■ TO DO: Check each line of the records below for the word "title" and copy those where it appears.

·····

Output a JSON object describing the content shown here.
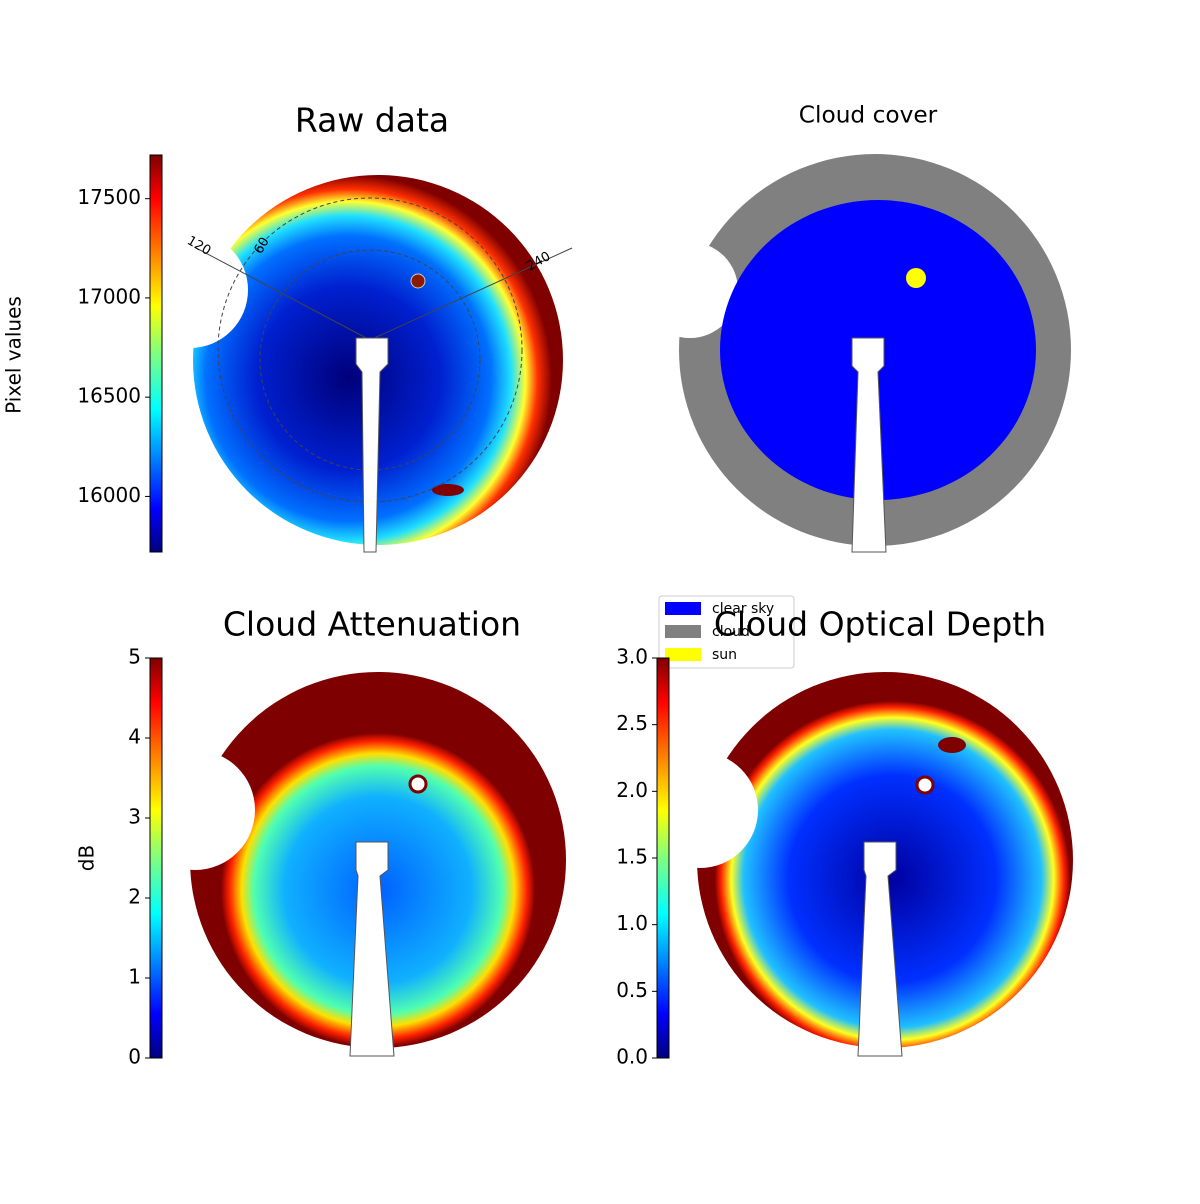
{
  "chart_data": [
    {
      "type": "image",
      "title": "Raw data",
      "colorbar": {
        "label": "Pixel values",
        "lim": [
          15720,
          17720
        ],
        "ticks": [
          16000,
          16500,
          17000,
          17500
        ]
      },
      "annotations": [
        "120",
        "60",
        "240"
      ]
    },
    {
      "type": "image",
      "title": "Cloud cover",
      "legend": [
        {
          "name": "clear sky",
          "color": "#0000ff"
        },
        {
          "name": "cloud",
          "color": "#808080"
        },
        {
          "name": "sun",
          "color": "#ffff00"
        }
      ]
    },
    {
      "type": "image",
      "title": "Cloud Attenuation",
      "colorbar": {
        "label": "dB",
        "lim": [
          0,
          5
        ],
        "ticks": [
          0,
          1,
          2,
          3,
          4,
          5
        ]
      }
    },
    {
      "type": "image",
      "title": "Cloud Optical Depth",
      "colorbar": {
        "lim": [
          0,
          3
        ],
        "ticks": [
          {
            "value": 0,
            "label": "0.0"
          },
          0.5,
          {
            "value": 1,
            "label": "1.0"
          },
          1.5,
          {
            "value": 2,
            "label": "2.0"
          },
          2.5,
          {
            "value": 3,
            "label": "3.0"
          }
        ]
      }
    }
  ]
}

·····

■ ANSWER BELOW:
      "title": "Raw data",
      "title": "Cloud cover",
      "title": "Cloud Attenuation",
      "title": "Cloud Optical Depth",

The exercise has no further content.